▸ Passage:
########
IN THE HIGH COURT OF KERALA AT ERNAKULAM

PRESENT

THE HONOURABLE MR.JUSTICE A.M.SHAFFIQUE

&

THE HONOURABLE MR. JUSTICE A.M.BABU

THURSDAY ,THE 24TH DAY OF JANUARY 2019 / 4TH MAGHA, 1940

Mat.Appeal.No. 322 of 2010

AGAINST THE JUDGMENT IN OP 245/2008 of FAMILY
COURT,THIRUVANANTHAPURUM DATED 31-03-2010

APPELLANTS/PETITIONERS:

1 BIBITHA FELIX, AGED 25 YEARS,D/O FELIX MIRANDA,
T.C.NO.6/329,KARIMANKULAM ROAD,
VATTIYOORKAVU,THIRUVANANTHAPURAM, REPRESENTED BY
HER SISTER AND P/A.HOLDER BEONA, D/O.FELIX MIRANDA, T.C.NO.6/329,KARIMANKULAM ROAD,VATTIYOORKAVU, THIRUVANANTHAPURAM, NOW RESIDING
AT MRITHYUNJAYA HOLISTIC CENTER,D-81, PARAYIL DEVI TEMPLE LANE,KURAVANKONAM, KOWDIAR,THIRUVANANTHAPURAM 695003.

2 BEONA AGED 21 YEARS, D/O.FELIX MIRANDA
T.C.NO.6/329,KARIMANKULAM
ROAD,VATTIYOORKAVU,THIRUVANANTHAPURAM, NOW RESIDING AT RESIDING AT MRITHYUNJAYA, HOLISTIC CENTER,D-81,PARAYIL DEVI TEMPLE LANE,,KURAVANKONAM, KOWDIAR, THIRUVANANTHAPURAM-695003.

BY ADVS.
DR.SEBASTIAN CHAMPAPPILLY
SMT.ANNIE GEORGE
SRI.M.P.RAJU
Mat.Appeal No.322/2010

RESPONDENTS/RESPONDENTS:
1 FELIX MIRANDA, AGED 60 YEARS,
S/O. MICHEAL MIRANDA, PERMANANT ADDRESS,
‘SHANTI BHAVAN,’, VETTUCAUD,
THIRUVANANTHAPURAM, AND PRESENTLY EMPLOYED AT SHARJAH AND HAVING THE ADDRESS P.O.BOX NO.430,SHARJAH, UAE.

2 JUSTINA TEDDY AGED 53 YEARS
D/O.C.S. TEDDY, RESIDING AT MRITHYUNJAYA,,HOLISTIC CENTER, KOWDIAR, THIRUVANANTHAPURM-695003

BY ADVS.
SMT.ANN EMIL JOSEPH
SMT.K.R.RIJA
SMT.ZEENA S.FERNANDEZ
SRI.CELINE WILFRED
SRI.KURIAN ANTONY EDASSERY
SRI.M.P.M.ASLAMAMI.CURIAE
SRI.M.RETHEESH
SRI.SUMAN CHAKRAVARTHY

THIS MATRIMONIAL APPEAL HAVING BEEN FINALLY HEARD ON 15.11.2018, THE COURT ON 24.01.2019 DELIVERED THE FOLLOWING:
Mat.Appeal No.322/2010

JUDGMENT
Shaffique, J.
########
▸ Work instructions:
(1) Translate this sentence from the Kerala High Court judgment into Spanish: "THIS MATRIMONIAL APPEAL HAVING BEEN FINALLY HEARD ON 15.11.2018, THE COURT ON 24.01.2019 DELIVERED THE FOLLOWING:"
(2) Extend the Kerala High Court judgment past its last line, "Shaffique, J."

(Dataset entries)
########
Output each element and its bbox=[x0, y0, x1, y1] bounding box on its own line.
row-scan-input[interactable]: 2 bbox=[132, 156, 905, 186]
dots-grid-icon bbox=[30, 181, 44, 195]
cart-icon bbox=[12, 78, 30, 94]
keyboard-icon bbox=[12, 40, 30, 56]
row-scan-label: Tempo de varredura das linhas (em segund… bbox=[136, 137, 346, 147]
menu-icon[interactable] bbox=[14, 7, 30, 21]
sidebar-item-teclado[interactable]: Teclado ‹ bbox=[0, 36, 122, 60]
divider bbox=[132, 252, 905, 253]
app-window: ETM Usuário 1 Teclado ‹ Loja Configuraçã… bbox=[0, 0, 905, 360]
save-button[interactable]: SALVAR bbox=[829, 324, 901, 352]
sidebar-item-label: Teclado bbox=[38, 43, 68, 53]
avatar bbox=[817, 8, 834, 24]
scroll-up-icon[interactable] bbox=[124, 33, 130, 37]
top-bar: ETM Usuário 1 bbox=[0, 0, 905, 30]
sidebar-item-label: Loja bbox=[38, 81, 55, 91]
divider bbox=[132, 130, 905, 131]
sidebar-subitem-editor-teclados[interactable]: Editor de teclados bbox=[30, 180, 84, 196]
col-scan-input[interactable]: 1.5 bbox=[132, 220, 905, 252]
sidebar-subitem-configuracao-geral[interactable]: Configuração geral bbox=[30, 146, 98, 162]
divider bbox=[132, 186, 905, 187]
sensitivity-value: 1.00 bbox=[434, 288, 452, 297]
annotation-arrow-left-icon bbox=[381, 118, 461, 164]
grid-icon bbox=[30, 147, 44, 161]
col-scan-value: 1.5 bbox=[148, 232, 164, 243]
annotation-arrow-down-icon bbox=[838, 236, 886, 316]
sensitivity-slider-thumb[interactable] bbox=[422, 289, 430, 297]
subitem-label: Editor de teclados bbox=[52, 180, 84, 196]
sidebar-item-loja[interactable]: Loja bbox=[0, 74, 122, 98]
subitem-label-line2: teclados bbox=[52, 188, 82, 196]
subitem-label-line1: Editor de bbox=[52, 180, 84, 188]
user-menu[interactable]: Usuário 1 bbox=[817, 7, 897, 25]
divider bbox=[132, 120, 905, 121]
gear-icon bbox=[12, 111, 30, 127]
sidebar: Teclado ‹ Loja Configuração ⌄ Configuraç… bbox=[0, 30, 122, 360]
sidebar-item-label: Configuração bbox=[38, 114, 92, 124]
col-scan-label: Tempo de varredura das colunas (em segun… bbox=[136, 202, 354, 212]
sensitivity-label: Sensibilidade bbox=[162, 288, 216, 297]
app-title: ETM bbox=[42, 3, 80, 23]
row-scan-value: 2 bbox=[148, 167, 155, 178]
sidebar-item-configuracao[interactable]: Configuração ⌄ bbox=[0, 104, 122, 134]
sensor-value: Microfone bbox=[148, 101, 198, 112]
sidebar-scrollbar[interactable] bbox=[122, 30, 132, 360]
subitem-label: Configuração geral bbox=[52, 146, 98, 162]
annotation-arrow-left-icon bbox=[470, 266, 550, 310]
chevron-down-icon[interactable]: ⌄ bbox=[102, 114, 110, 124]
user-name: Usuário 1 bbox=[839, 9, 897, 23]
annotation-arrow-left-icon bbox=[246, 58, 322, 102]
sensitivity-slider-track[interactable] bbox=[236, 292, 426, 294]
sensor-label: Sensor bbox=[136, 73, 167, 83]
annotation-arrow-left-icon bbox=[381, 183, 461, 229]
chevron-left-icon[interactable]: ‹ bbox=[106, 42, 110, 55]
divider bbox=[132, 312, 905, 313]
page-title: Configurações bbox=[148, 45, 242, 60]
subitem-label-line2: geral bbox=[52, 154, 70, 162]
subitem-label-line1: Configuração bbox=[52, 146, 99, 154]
########
▸ Exercise results:
(1) Habiéndose oído de forma definitiva esta apelación matrimonial el 15.11.2018, el tribunal dictó el 24.01.2019 lo siguiente:

(2)
The appeal has been filed by the daughters of the respondents challenging judgment dated 31/3/2010 in OP No.245/2008 of the Family Court, Thiruvananthapuram. The appellants filed the Original Petition seeking past and future maintenance, educational expenses for the 2 nd petitioner and marriage expenses for the first petitioner and for other incidental reliefs. The Family Court partly decreed the petition directing the 1st respondent to pay maintenance to the 2 nd petitioner at the rate of `5,000/- per month from 3/3/2008 until she obtains employment or any other independent source of income or till she gets married, whichever is earlier. Other claims made by the petitioners were dismissed.

2. The short facts of the case are as under.

Petitioners/appellants are the daughters of the first and second respondent. The marriage between the respondents were dissolved by mutual consent as per order in OP No.823/2006. According to the petitioners, after divorce, 1 st respondent contracted a second marriage and thereafter he did not care to Mat.Appeal No.322/2010 maintain the petitioners. He is a person having financial capacity to meet their expenditure and accordingly 1st petitioner sought for recovery of `15 lakhs towards the marriage expenses and the 2nd petitioner sought for `20,000/- per month as educational expenses including hostel expenses. 2nd petitioner contended that she is undergoing a course in Bio Technology at Indian Academy. She had completed 3rd semester. She has 3 more semesters to complete. The total amount to be spent for completing the said course will come to `7,50,000/-, which the 1st respondent is liable to pay. It is contended that the first respondent who is employed abroad draws a salary of more than `2 lakhs per month. They also sought for past maintenance from September, 2006 onwards. The OP was later amended claiming further amounts regarding the expenditure for completing the studies.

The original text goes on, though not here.